# Exercise prompt
Wherever the string "name" occurs in a line of these records, report that line.

++++ Dataset rows

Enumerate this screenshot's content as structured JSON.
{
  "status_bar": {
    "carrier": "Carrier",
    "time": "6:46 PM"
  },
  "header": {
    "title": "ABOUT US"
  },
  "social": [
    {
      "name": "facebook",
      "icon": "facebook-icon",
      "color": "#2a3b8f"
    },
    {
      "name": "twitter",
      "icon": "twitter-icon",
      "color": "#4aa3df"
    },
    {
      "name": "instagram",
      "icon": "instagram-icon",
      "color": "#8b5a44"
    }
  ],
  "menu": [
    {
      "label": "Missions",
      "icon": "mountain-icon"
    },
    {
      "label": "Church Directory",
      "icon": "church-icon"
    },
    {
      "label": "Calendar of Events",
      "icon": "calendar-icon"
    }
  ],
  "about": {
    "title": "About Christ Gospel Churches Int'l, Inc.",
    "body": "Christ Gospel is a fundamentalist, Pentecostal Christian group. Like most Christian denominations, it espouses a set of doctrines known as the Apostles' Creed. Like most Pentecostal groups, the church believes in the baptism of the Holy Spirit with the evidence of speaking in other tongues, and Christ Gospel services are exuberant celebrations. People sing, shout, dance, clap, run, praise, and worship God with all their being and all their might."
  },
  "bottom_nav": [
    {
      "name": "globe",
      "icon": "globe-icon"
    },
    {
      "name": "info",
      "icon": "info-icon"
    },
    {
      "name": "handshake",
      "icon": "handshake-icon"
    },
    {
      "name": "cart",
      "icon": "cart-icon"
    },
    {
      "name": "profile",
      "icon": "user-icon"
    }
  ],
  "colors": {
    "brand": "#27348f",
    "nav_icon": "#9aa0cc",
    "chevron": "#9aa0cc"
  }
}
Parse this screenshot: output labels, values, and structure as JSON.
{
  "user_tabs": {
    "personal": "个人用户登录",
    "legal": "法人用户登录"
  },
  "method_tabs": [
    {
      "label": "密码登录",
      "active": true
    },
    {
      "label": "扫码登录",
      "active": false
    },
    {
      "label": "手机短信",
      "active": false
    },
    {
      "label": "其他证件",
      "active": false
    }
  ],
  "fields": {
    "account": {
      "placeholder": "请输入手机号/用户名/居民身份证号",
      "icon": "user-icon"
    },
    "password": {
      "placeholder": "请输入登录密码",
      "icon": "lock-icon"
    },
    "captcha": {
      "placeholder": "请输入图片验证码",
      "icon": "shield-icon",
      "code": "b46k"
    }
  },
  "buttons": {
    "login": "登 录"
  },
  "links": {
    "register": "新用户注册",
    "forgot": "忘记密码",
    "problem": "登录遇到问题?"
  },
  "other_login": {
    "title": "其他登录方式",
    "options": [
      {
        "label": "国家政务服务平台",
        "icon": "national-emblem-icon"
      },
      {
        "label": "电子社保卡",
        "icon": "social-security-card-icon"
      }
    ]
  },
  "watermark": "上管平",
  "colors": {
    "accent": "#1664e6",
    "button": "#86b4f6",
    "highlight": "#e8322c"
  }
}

++++++++

# Result of this task
      "name": "facebook",
      "name": "twitter",
      "name": "instagram",
      "name": "globe",
      "name": "info",
      "name": "handshake",
      "name": "cart",
      "name": "profile",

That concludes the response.